--- Start The data ---
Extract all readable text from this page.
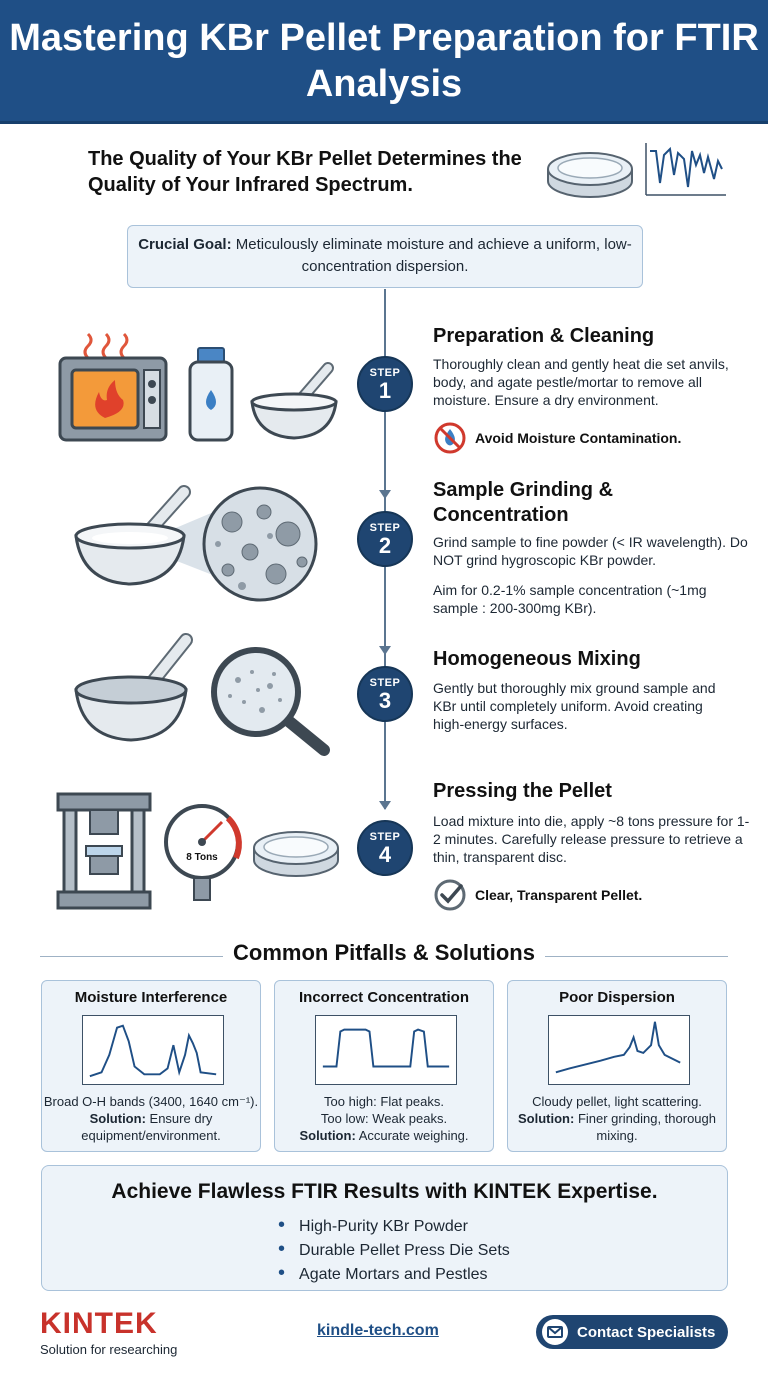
Mastering KBr Pellet Preparation for FTIR Analysis
The Quality of Your KBr Pellet Determines the Quality of Your Infrared Spectrum.
Crucial Goal: Meticulously eliminate moisture and achieve a uniform, low-concentration dispersion.
STEP
1
Preparation & Cleaning
Thoroughly clean and gently heat die set anvils, body, and agate pestle/mortar to remove all moisture. Ensure a dry environment.
Avoid Moisture Contamination.
STEP
2
Sample Grinding & Concentration
Grind sample to fine powder (< IR wavelength). Do NOT grind hygroscopic KBr powder.
Aim for 0.2-1% sample concentration (~1mg sample : 200-300mg KBr).
STEP
3
Homogeneous Mixing
Gently but thoroughly mix ground sample and KBr until completely uniform. Avoid creating high-energy surfaces.
8 Tons
STEP
4
Pressing the Pellet
Load mixture into die, apply ~8 tons pressure for 1-2 minutes. Carefully release pressure to retrieve a thin, transparent disc.
Clear, Transparent Pellet.
Common Pitfalls & Solutions
Moisture Interference
Broad O-H bands (3400, 1640 cm⁻¹).
Solution: Ensure dry equipment/environment.
Incorrect Concentration
Too high: Flat peaks.
Too low: Weak peaks.
Solution: Accurate weighing.
Poor Dispersion
Cloudy pellet, light scattering.
Solution: Finer grinding, thorough mixing.
Achieve Flawless FTIR Results with KINTEK Expertise.
• High-Purity KBr Powder
• Durable Pellet Press Die Sets
• Agate Mortars and Pestles
KINTEK
Solution for researching
kindle-tech.com	Contact Specialists
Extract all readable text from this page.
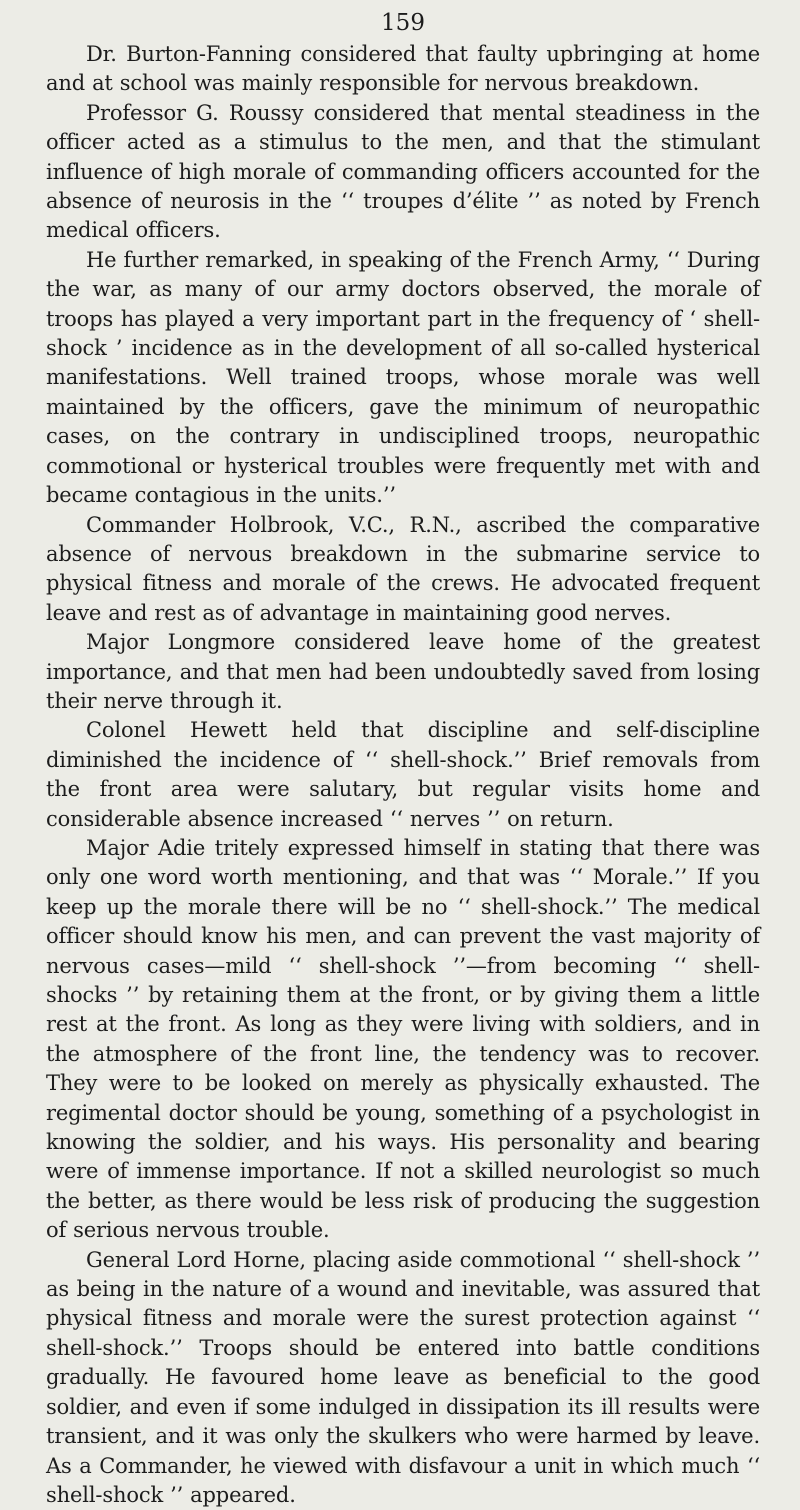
159

Dr. Burton-Fanning considered that faulty upbringing at home and at school was mainly responsible for nervous breakdown.

Professor G. Roussy considered that mental steadiness in the officer acted as a stimulus to the men, and that the stimulant influence of high morale of commanding officers accounted for the absence of neurosis in the ‘‘ troupes d’élite ’’ as noted by French medical officers.

He further remarked, in speaking of the French Army, ‘‘ During the war, as many of our army doctors observed, the morale of troops has played a very important part in the frequency of ‘ shell-shock ’ incidence as in the development of all so-called hysterical manifestations. Well trained troops, whose morale was well maintained by the officers, gave the minimum of neuropathic cases, on the contrary in undisciplined troops, neuropathic commotional or hysterical troubles were frequently met with and became contagious in the units.’’

Commander Holbrook, V.C., R.N., ascribed the comparative absence of nervous breakdown in the submarine service to physical fitness and morale of the crews. He advocated frequent leave and rest as of advantage in maintaining good nerves.

Major Longmore considered leave home of the greatest importance, and that men had been undoubtedly saved from losing their nerve through it.

Colonel Hewett held that discipline and self-discipline diminished the incidence of ‘‘ shell-shock.’’ Brief removals from the front area were salutary, but regular visits home and considerable absence increased ‘‘ nerves ’’ on return.

Major Adie tritely expressed himself in stating that there was only one word worth mentioning, and that was ‘‘ Morale.’’ If you keep up the morale there will be no ‘‘ shell-shock.’’ The medical officer should know his men, and can prevent the vast majority of nervous cases—mild ‘‘ shell-shock ’’—from becoming ‘‘ shell-shocks ’’ by retaining them at the front, or by giving them a little rest at the front. As long as they were living with soldiers, and in the atmosphere of the front line, the tendency was to recover. They were to be looked on merely as physically exhausted. The regimental doctor should be young, something of a psychologist in knowing the soldier, and his ways. His personality and bearing were of immense importance. If not a skilled neurologist so much the better, as there would be less risk of producing the suggestion of serious nervous trouble.

General Lord Horne, placing aside commotional ‘‘ shell-shock ’’ as being in the nature of a wound and inevitable, was assured that physical fitness and morale were the surest protection against ‘‘ shell-shock.’’ Troops should be entered into battle conditions gradually. He favoured home leave as beneficial to the good soldier, and even if some indulged in dissipation its ill results were transient, and it was only the skulkers who were harmed by leave. As a Commander, he viewed with disfavour a unit in which much ‘‘ shell-shock ’’ appeared.
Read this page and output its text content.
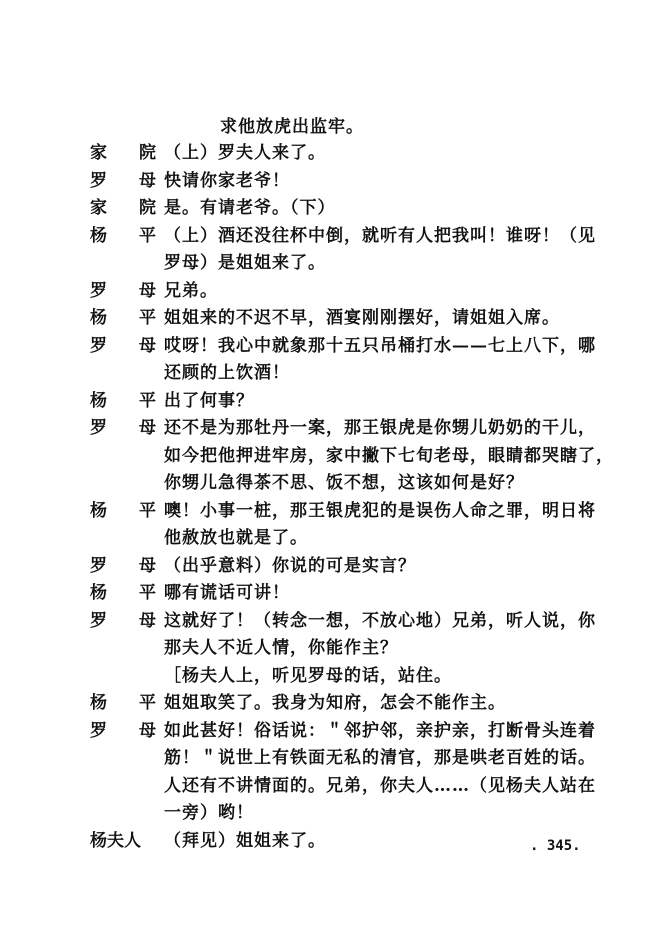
求他放虎出监牢。
家 院 （上）罗夫人来了。
罗 母 快请你家老爷！
家 院 是。有请老爷。（下）
杨 平 （上）酒还没往杯中倒，就听有人把我叫！谁呀！（见
罗母）是姐姐来了。
罗 母 兄弟。
杨 平 姐姐来的不迟不早，酒宴刚刚摆好，请姐姐入席。
罗 母 哎呀！我心中就象那十五只吊桶打水——七上八下，哪
还顾的上饮酒！
杨 平 出了何事？
罗 母 还不是为那牡丹一案，那王银虎是你甥儿奶奶的干儿，
如今把他押进牢房，家中撇下七旬老母，眼睛都哭瞎了，
你甥儿急得茶不思、饭不想，这该如何是好？
杨 平 噢！小事一桩，那王银虎犯的是误伤人命之罪，明日将
他赦放也就是了。
罗 母 （出乎意料）你说的可是实言？
杨 平 哪有谎话可讲！
罗 母 这就好了！（转念一想，不放心地）兄弟，听人说，你
那夫人不近人情，你能作主？
［杨夫人上，听见罗母的话，站住。
杨 平 姐姐取笑了。我身为知府，怎会不能作主。
罗 母 如此甚好！俗话说：＂邻护邻，亲护亲，打断骨头连着
筋！＂说世上有铁面无私的清官，那是哄老百姓的话。
人还有不讲情面的。兄弟，你夫人……（见杨夫人站在
一旁）哟！
杨夫人	（拜见）姐姐来了。	. 345.
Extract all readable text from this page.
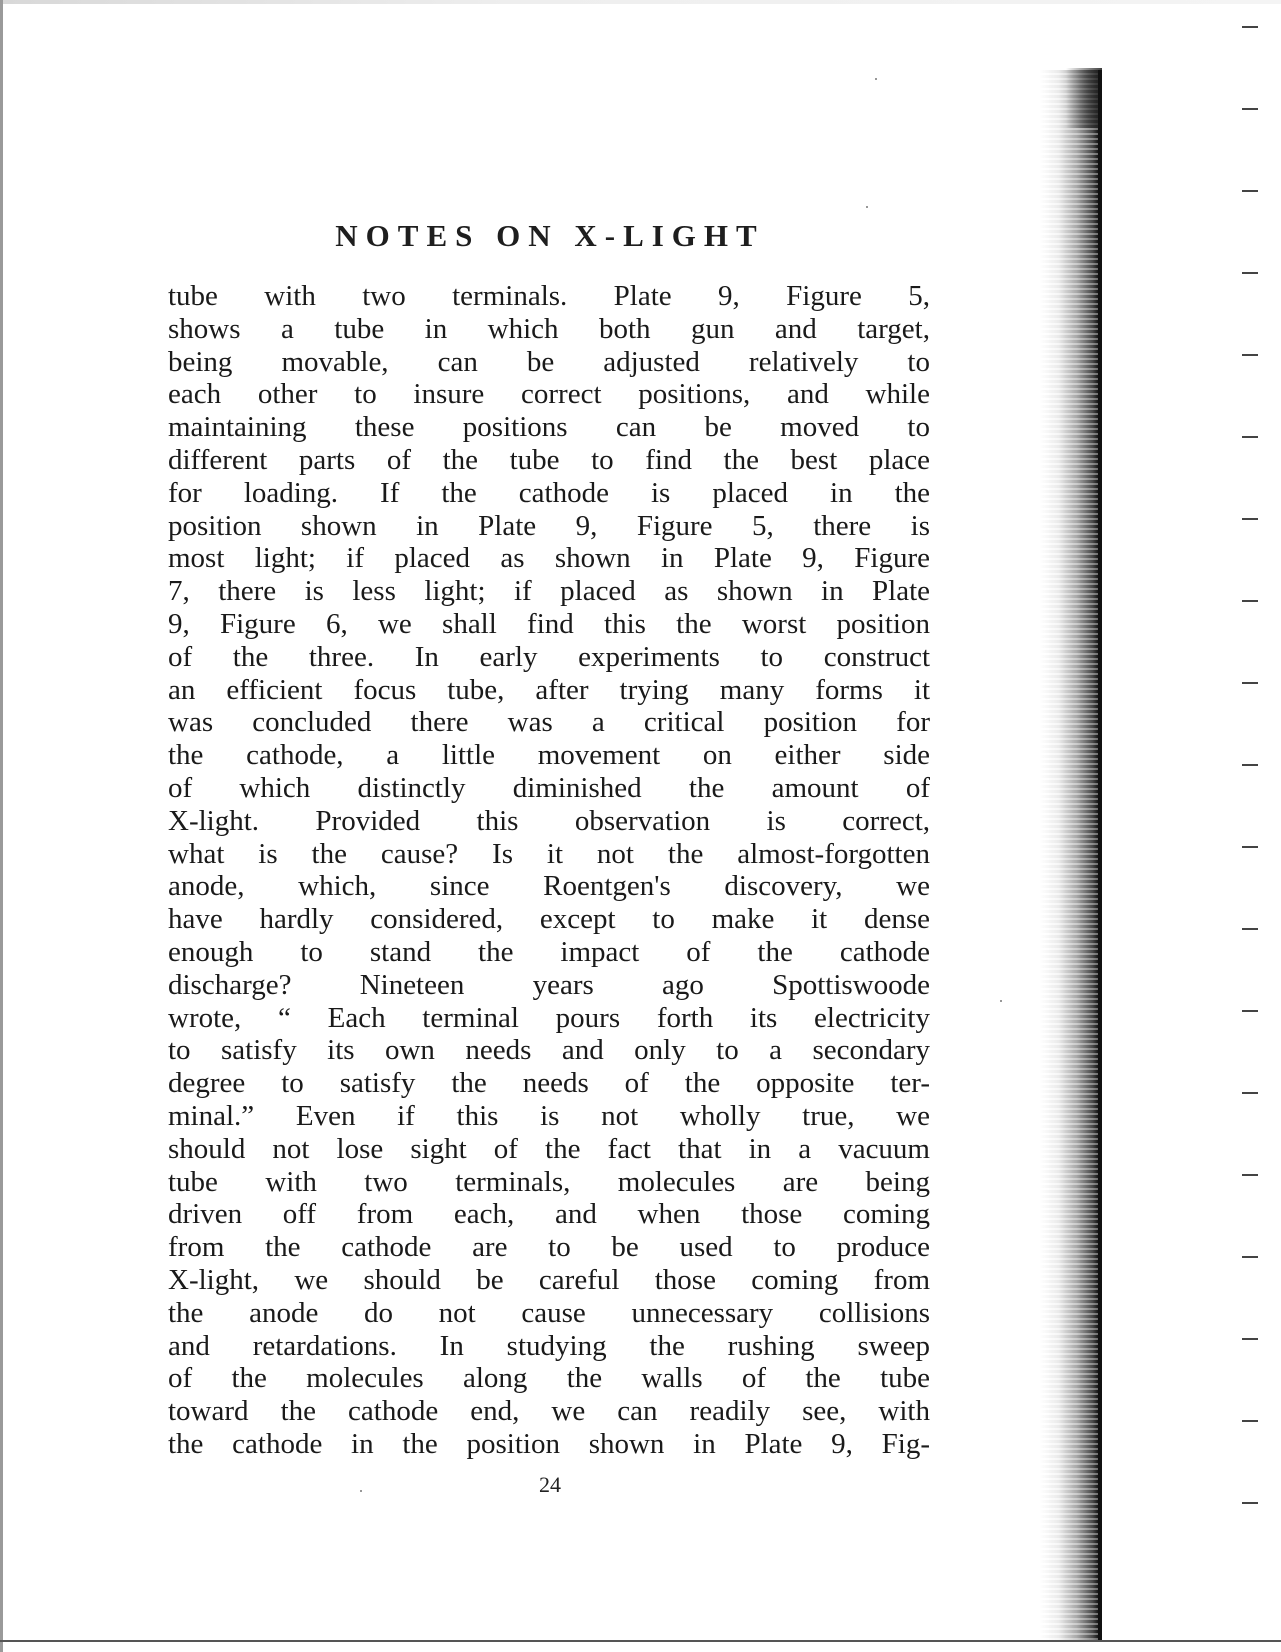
NOTES ON X-LIGHT
tube with two terminals. Plate 9, Figure 5,
shows a tube in which both gun and target,
being movable, can be adjusted relatively to
each other to insure correct positions, and while
maintaining these positions can be moved to
different parts of the tube to find the best place
for loading. If the cathode is placed in the
position shown in Plate 9, Figure 5, there is
most light; if placed as shown in Plate 9, Figure
7, there is less light; if placed as shown in Plate
9, Figure 6, we shall find this the worst position
of the three. In early experiments to construct
an efficient focus tube, after trying many forms it
was concluded there was a critical position for
the cathode, a little movement on either side
of which distinctly diminished the amount of
X-light. Provided this observation is correct,
what is the cause? Is it not the almost-forgotten
anode, which, since Roentgen's discovery, we
have hardly considered, except to make it dense
enough to stand the impact of the cathode
discharge? Nineteen years ago Spottiswoode
wrote, “ Each terminal pours forth its electricity
to satisfy its own needs and only to a secondary
degree to satisfy the needs of the opposite ter-
minal.” Even if this is not wholly true, we
should not lose sight of the fact that in a vacuum
tube with two terminals, molecules are being
driven off from each, and when those coming
from the cathode are to be used to produce
X-light, we should be careful those coming from
the anode do not cause unnecessary collisions
and retardations. In studying the rushing sweep
of the molecules along the walls of the tube
toward the cathode end, we can readily see, with
the cathode in the position shown in Plate 9, Fig-
24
--- End The data ---
[Work to be completed]
Leave out the pictures and give the listing above again exactly.

[Answer to the exercise]
Extract all readable text from this page.
Mastering KBr Pellet Preparation for FTIR Analysis
The Quality of Your KBr Pellet Determines the Quality of Your Infrared Spectrum.
Crucial Goal: Meticulously eliminate moisture and achieve a uniform, low-concentration dispersion.
STEP
1
Preparation & Cleaning
Thoroughly clean and gently heat die set anvils, body, and agate pestle/mortar to remove all moisture. Ensure a dry environment.
Avoid Moisture Contamination.
STEP
2
Sample Grinding & Concentration
Grind sample to fine powder (< IR wavelength). Do NOT grind hygroscopic KBr powder.
Aim for 0.2-1% sample concentration (~1mg sample : 200-300mg KBr).
STEP
3
Homogeneous Mixing
Gently but thoroughly mix ground sample and KBr until completely uniform. Avoid creating high-energy surfaces.
8 Tons
STEP
4
Pressing the Pellet
Load mixture into die, apply ~8 tons pressure for 1-2 minutes. Carefully release pressure to retrieve a thin, transparent disc.
Clear, Transparent Pellet.
Common Pitfalls & Solutions
Moisture Interference
Broad O-H bands (3400, 1640 cm⁻¹).
Solution: Ensure dry equipment/environment.
Incorrect Concentration
Too high: Flat peaks.
Too low: Weak peaks.
Solution: Accurate weighing.
Poor Dispersion
Cloudy pellet, light scattering.
Solution: Finer grinding, thorough mixing.
Achieve Flawless FTIR Results with KINTEK Expertise.
• High-Purity KBr Powder
• Durable Pellet Press Die Sets
• Agate Mortars and Pestles
KINTEK
Solution for researching
kindle-tech.com	Contact Specialists
Extract all readable text from this page.
159

Dr. Burton-Fanning considered that faulty upbringing at home and at school was mainly responsible for nervous breakdown.

Professor G. Roussy considered that mental steadiness in the officer acted as a stimulus to the men, and that the stimulant influence of high morale of commanding officers accounted for the absence of neurosis in the ‘‘ troupes d’élite ’’ as noted by French medical officers.

He further remarked, in speaking of the French Army, ‘‘ During the war, as many of our army doctors observed, the morale of troops has played a very important part in the frequency of ‘ shell-shock ’ incidence as in the development of all so-called hysterical manifestations. Well trained troops, whose morale was well maintained by the officers, gave the minimum of neuropathic cases, on the contrary in undisciplined troops, neuropathic commotional or hysterical troubles were frequently met with and became contagious in the units.’’

Commander Holbrook, V.C., R.N., ascribed the comparative absence of nervous breakdown in the submarine service to physical fitness and morale of the crews. He advocated frequent leave and rest as of advantage in maintaining good nerves.

Major Longmore considered leave home of the greatest importance, and that men had been undoubtedly saved from losing their nerve through it.

Colonel Hewett held that discipline and self-discipline diminished the incidence of ‘‘ shell-shock.’’ Brief removals from the front area were salutary, but regular visits home and considerable absence increased ‘‘ nerves ’’ on return.

Major Adie tritely expressed himself in stating that there was only one word worth mentioning, and that was ‘‘ Morale.’’ If you keep up the morale there will be no ‘‘ shell-shock.’’ The medical officer should know his men, and can prevent the vast majority of nervous cases—mild ‘‘ shell-shock ’’—from becoming ‘‘ shell-shocks ’’ by retaining them at the front, or by giving them a little rest at the front. As long as they were living with soldiers, and in the atmosphere of the front line, the tendency was to recover. They were to be looked on merely as physically exhausted. The regimental doctor should be young, something of a psychologist in knowing the soldier, and his ways. His personality and bearing were of immense importance. If not a skilled neurologist so much the better, as there would be less risk of producing the suggestion of serious nervous trouble.

General Lord Horne, placing aside commotional ‘‘ shell-shock ’’ as being in the nature of a wound and inevitable, was assured that physical fitness and morale were the surest protection against ‘‘ shell-shock.’’ Troops should be entered into battle conditions gradually. He favoured home leave as beneficial to the good soldier, and even if some indulged in dissipation its ill results were transient, and it was only the skulkers who were harmed by leave. As a Commander, he viewed with disfavour a unit in which much ‘‘ shell-shock ’’ appeared.
Read this page and output its text content.
求他放虎出监牢。
家 院 （上）罗夫人来了。
罗 母 快请你家老爷！
家 院 是。有请老爷。（下）
杨 平 （上）酒还没往杯中倒，就听有人把我叫！谁呀！（见
罗母）是姐姐来了。
罗 母 兄弟。
杨 平 姐姐来的不迟不早，酒宴刚刚摆好，请姐姐入席。
罗 母 哎呀！我心中就象那十五只吊桶打水——七上八下，哪
还顾的上饮酒！
杨 平 出了何事？
罗 母 还不是为那牡丹一案，那王银虎是你甥儿奶奶的干儿，
如今把他押进牢房，家中撇下七旬老母，眼睛都哭瞎了，
你甥儿急得茶不思、饭不想，这该如何是好？
杨 平 噢！小事一桩，那王银虎犯的是误伤人命之罪，明日将
他赦放也就是了。
罗 母 （出乎意料）你说的可是实言？
杨 平 哪有谎话可讲！
罗 母 这就好了！（转念一想，不放心地）兄弟，听人说，你
那夫人不近人情，你能作主？
［杨夫人上，听见罗母的话，站住。
杨 平 姐姐取笑了。我身为知府，怎会不能作主。
罗 母 如此甚好！俗话说：＂邻护邻，亲护亲，打断骨头连着
筋！＂说世上有铁面无私的清官，那是哄老百姓的话。
人还有不讲情面的。兄弟，你夫人……（见杨夫人站在
一旁）哟！
杨夫人	（拜见）姐姐来了。	. 345.
Extract all readable text from this page.
NOTES ON X-LIGHT
tube with two terminals. Plate 9, Figure 5,
shows a tube in which both gun and target,
being movable, can be adjusted relatively to
each other to insure correct positions, and while
maintaining these positions can be moved to
different parts of the tube to find the best place
for loading. If the cathode is placed in the
position shown in Plate 9, Figure 5, there is
most light; if placed as shown in Plate 9, Figure
7, there is less light; if placed as shown in Plate
9, Figure 6, we shall find this the worst position
of the three. In early experiments to construct
an efficient focus tube, after trying many forms it
was concluded there was a critical position for
the cathode, a little movement on either side
of which distinctly diminished the amount of
X-light. Provided this observation is correct,
what is the cause? Is it not the almost-forgotten
anode, which, since Roentgen's discovery, we
have hardly considered, except to make it dense
enough to stand the impact of the cathode
discharge? Nineteen years ago Spottiswoode
wrote, “ Each terminal pours forth its electricity
to satisfy its own needs and only to a secondary
degree to satisfy the needs of the opposite ter-
minal.” Even if this is not wholly true, we
should not lose sight of the fact that in a vacuum
tube with two terminals, molecules are being
driven off from each, and when those coming
from the cathode are to be used to produce
X-light, we should be careful those coming from
the anode do not cause unnecessary collisions
and retardations. In studying the rushing sweep
of the molecules along the walls of the tube
toward the cathode end, we can readily see, with
the cathode in the position shown in Plate 9, Fig-
24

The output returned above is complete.